GOAL OF THE EXERCISE: Each line should be copied exactly.

## Begin

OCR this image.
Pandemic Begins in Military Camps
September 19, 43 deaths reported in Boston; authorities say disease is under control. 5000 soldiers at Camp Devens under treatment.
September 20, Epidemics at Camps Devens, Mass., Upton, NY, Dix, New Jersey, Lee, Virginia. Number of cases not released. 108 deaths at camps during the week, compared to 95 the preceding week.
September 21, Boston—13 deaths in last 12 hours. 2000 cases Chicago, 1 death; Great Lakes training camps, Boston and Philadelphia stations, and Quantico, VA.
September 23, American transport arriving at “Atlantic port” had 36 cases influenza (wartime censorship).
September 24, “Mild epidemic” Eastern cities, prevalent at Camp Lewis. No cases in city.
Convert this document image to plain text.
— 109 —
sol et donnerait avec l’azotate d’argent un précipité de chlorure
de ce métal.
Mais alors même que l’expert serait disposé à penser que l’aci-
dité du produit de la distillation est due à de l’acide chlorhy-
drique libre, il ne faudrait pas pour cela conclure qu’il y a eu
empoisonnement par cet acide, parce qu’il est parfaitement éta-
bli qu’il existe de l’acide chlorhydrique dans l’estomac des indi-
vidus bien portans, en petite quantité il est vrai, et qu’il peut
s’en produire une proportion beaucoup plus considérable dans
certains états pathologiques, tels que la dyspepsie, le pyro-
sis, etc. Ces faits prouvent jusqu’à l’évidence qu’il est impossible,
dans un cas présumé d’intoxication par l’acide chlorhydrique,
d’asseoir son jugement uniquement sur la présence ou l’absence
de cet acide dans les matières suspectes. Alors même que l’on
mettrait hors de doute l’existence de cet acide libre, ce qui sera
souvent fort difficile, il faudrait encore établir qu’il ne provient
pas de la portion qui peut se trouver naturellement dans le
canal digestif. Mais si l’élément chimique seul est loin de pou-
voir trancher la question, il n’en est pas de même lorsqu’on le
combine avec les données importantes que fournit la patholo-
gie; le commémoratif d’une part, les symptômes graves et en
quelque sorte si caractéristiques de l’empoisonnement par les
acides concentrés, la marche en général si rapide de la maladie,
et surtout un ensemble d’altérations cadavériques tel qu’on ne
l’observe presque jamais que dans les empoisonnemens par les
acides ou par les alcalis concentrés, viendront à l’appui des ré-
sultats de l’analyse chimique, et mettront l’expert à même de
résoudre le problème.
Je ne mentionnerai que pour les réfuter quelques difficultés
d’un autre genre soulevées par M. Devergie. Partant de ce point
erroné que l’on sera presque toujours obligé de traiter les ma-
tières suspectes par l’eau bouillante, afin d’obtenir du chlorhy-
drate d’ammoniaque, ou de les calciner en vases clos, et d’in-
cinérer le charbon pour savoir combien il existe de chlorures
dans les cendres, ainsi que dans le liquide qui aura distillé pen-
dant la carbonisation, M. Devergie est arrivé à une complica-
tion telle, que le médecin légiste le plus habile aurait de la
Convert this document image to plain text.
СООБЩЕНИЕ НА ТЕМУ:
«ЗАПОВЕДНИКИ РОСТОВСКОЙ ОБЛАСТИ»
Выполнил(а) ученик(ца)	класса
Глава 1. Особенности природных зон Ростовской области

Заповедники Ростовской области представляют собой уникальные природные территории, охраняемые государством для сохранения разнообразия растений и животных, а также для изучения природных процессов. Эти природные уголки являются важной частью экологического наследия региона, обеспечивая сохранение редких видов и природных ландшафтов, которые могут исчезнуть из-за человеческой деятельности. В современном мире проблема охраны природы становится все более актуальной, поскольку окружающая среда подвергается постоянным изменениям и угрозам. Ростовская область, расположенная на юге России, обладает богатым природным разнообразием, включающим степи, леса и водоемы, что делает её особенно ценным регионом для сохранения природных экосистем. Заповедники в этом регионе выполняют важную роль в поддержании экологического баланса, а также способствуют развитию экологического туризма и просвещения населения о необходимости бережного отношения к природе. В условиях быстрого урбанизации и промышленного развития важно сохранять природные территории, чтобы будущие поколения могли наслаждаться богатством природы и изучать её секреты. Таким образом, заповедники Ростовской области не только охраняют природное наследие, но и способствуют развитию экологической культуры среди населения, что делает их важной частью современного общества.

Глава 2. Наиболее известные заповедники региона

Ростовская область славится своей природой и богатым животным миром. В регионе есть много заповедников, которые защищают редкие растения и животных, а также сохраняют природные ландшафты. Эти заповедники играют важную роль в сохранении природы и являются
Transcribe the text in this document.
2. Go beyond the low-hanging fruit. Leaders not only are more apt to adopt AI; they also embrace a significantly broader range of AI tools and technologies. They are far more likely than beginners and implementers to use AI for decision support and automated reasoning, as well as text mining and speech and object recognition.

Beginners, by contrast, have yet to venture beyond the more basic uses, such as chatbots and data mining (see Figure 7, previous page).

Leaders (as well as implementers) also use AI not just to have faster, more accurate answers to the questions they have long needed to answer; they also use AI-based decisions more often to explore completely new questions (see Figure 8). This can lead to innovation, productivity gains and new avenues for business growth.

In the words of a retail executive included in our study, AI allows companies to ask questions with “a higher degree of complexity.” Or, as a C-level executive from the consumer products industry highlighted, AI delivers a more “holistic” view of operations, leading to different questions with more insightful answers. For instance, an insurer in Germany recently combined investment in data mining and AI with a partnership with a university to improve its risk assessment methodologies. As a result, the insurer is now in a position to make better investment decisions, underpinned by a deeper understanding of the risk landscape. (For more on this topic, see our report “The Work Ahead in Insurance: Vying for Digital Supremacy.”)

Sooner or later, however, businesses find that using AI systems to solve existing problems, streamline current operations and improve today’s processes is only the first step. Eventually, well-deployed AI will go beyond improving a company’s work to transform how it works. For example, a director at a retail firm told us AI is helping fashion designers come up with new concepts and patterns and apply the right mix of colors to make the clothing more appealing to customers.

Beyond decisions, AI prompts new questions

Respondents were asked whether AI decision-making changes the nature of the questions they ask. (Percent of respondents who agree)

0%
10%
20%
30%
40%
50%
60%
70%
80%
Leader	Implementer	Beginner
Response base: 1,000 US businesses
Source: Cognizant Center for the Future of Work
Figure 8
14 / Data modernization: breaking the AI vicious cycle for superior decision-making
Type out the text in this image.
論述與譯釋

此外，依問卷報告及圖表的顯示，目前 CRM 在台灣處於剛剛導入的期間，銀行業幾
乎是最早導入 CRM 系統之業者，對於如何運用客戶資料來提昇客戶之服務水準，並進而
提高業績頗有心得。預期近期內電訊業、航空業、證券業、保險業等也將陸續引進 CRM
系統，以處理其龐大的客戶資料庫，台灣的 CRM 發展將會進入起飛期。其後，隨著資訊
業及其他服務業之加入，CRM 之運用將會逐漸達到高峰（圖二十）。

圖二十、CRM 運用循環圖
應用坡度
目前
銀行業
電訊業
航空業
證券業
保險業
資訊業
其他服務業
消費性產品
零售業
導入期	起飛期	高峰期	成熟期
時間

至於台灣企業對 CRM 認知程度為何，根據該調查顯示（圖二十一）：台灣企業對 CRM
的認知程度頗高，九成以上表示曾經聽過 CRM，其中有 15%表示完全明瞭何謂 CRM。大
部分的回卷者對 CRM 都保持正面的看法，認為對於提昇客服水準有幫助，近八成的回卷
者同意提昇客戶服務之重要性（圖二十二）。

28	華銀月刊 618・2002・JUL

## End

EXPECTED ANSWER:
OCR this image.
Pandemic Begins in Military Camps
September 19, 43 deaths reported in Boston; authorities say disease is under control. 5000 soldiers at Camp Devens under treatment.
September 20, Epidemics at Camps Devens, Mass., Upton, NY, Dix, New Jersey, Lee, Virginia. Number of cases not released. 108 deaths at camps during the week, compared to 95 the preceding week.
September 21, Boston—13 deaths in last 12 hours. 2000 cases Chicago, 1 death; Great Lakes training camps, Boston and Philadelphia stations, and Quantico, VA.
September 23, American transport arriving at “Atlantic port” had 36 cases influenza (wartime censorship).
September 24, “Mild epidemic” Eastern cities, prevalent at Camp Lewis. No cases in city.
Convert this document image to plain text.
— 109 —
sol et donnerait avec l’azotate d’argent un précipité de chlorure
de ce métal.
Mais alors même que l’expert serait disposé à penser que l’aci-
dité du produit de la distillation est due à de l’acide chlorhy-
drique libre, il ne faudrait pas pour cela conclure qu’il y a eu
empoisonnement par cet acide, parce qu’il est parfaitement éta-
bli qu’il existe de l’acide chlorhydrique dans l’estomac des indi-
vidus bien portans, en petite quantité il est vrai, et qu’il peut
s’en produire une proportion beaucoup plus considérable dans
certains états pathologiques, tels que la dyspepsie, le pyro-
sis, etc. Ces faits prouvent jusqu’à l’évidence qu’il est impossible,
dans un cas présumé d’intoxication par l’acide chlorhydrique,
d’asseoir son jugement uniquement sur la présence ou l’absence
de cet acide dans les matières suspectes. Alors même que l’on
mettrait hors de doute l’existence de cet acide libre, ce qui sera
souvent fort difficile, il faudrait encore établir qu’il ne provient
pas de la portion qui peut se trouver naturellement dans le
canal digestif. Mais si l’élément chimique seul est loin de pou-
voir trancher la question, il n’en est pas de même lorsqu’on le
combine avec les données importantes que fournit la patholo-
gie; le commémoratif d’une part, les symptômes graves et en
quelque sorte si caractéristiques de l’empoisonnement par les
acides concentrés, la marche en général si rapide de la maladie,
et surtout un ensemble d’altérations cadavériques tel qu’on ne
l’observe presque jamais que dans les empoisonnemens par les
acides ou par les alcalis concentrés, viendront à l’appui des ré-
sultats de l’analyse chimique, et mettront l’expert à même de
résoudre le problème.
Je ne mentionnerai que pour les réfuter quelques difficultés
d’un autre genre soulevées par M. Devergie. Partant de ce point
erroné que l’on sera presque toujours obligé de traiter les ma-
tières suspectes par l’eau bouillante, afin d’obtenir du chlorhy-
drate d’ammoniaque, ou de les calciner en vases clos, et d’in-
cinérer le charbon pour savoir combien il existe de chlorures
dans les cendres, ainsi que dans le liquide qui aura distillé pen-
dant la carbonisation, M. Devergie est arrivé à une complica-
tion telle, que le médecin légiste le plus habile aurait de la
Convert this document image to plain text.
СООБЩЕНИЕ НА ТЕМУ:
«ЗАПОВЕДНИКИ РОСТОВСКОЙ ОБЛАСТИ»
Выполнил(а) ученик(ца)	класса
Глава 1. Особенности природных зон Ростовской области

Заповедники Ростовской области представляют собой уникальные природные территории, охраняемые государством для сохранения разнообразия растений и животных, а также для изучения природных процессов. Эти природные уголки являются важной частью экологического наследия региона, обеспечивая сохранение редких видов и природных ландшафтов, которые могут исчезнуть из-за человеческой деятельности. В современном мире проблема охраны природы становится все более актуальной, поскольку окружающая среда подвергается постоянным изменениям и угрозам. Ростовская область, расположенная на юге России, обладает богатым природным разнообразием, включающим степи, леса и водоемы, что делает её особенно ценным регионом для сохранения природных экосистем. Заповедники в этом регионе выполняют важную роль в поддержании экологического баланса, а также способствуют развитию экологического туризма и просвещения населения о необходимости бережного отношения к природе. В условиях быстрого урбанизации и промышленного развития важно сохранять природные территории, чтобы будущие поколения могли наслаждаться богатством природы и изучать её секреты. Таким образом, заповедники Ростовской области не только охраняют природное наследие, но и способствуют развитию экологической культуры среди населения, что делает их важной частью современного общества.

Глава 2. Наиболее известные заповедники региона

Ростовская область славится своей природой и богатым животным миром. В регионе есть много заповедников, которые защищают редкие растения и животных, а также сохраняют природные ландшафты. Эти заповедники играют важную роль в сохранении природы и являются
Transcribe the text in this document.
2. Go beyond the low-hanging fruit. Leaders not only are more apt to adopt AI; they also embrace a significantly broader range of AI tools and technologies. They are far more likely than beginners and implementers to use AI for decision support and automated reasoning, as well as text mining and speech and object recognition.

Beginners, by contrast, have yet to venture beyond the more basic uses, such as chatbots and data mining (see Figure 7, previous page).

Leaders (as well as implementers) also use AI not just to have faster, more accurate answers to the questions they have long needed to answer; they also use AI-based decisions more often to explore completely new questions (see Figure 8). This can lead to innovation, productivity gains and new avenues for business growth.

In the words of a retail executive included in our study, AI allows companies to ask questions with “a higher degree of complexity.” Or, as a C-level executive from the consumer products industry highlighted, AI delivers a more “holistic” view of operations, leading to different questions with more insightful answers. For instance, an insurer in Germany recently combined investment in data mining and AI with a partnership with a university to improve its risk assessment methodologies. As a result, the insurer is now in a position to make better investment decisions, underpinned by a deeper understanding of the risk landscape. (For more on this topic, see our report “The Work Ahead in Insurance: Vying for Digital Supremacy.”)

Sooner or later, however, businesses find that using AI systems to solve existing problems, streamline current operations and improve today’s processes is only the first step. Eventually, well-deployed AI will go beyond improving a company’s work to transform how it works. For example, a director at a retail firm told us AI is helping fashion designers come up with new concepts and patterns and apply the right mix of colors to make the clothing more appealing to customers.

Beyond decisions, AI prompts new questions

Respondents were asked whether AI decision-making changes the nature of the questions they ask. (Percent of respondents who agree)

0%
10%
20%
30%
40%
50%
60%
70%
80%
Leader	Implementer	Beginner
Response base: 1,000 US businesses
Source: Cognizant Center for the Future of Work
Figure 8
14 / Data modernization: breaking the AI vicious cycle for superior decision-making
Type out the text in this image.
論述與譯釋

此外，依問卷報告及圖表的顯示，目前 CRM 在台灣處於剛剛導入的期間，銀行業幾
乎是最早導入 CRM 系統之業者，對於如何運用客戶資料來提昇客戶之服務水準，並進而
提高業績頗有心得。預期近期內電訊業、航空業、證券業、保險業等也將陸續引進 CRM
系統，以處理其龐大的客戶資料庫，台灣的 CRM 發展將會進入起飛期。其後，隨著資訊
業及其他服務業之加入，CRM 之運用將會逐漸達到高峰（圖二十）。

圖二十、CRM 運用循環圖
應用坡度
目前
銀行業
電訊業
航空業
證券業
保險業
資訊業
其他服務業
消費性產品
零售業
導入期	起飛期	高峰期	成熟期
時間

至於台灣企業對 CRM 認知程度為何，根據該調查顯示（圖二十一）：台灣企業對 CRM
的認知程度頗高，九成以上表示曾經聽過 CRM，其中有 15%表示完全明瞭何謂 CRM。大
部分的回卷者對 CRM 都保持正面的看法，認為對於提昇客服水準有幫助，近八成的回卷
者同意提昇客戶服務之重要性（圖二十二）。

28	華銀月刊 618・2002・JUL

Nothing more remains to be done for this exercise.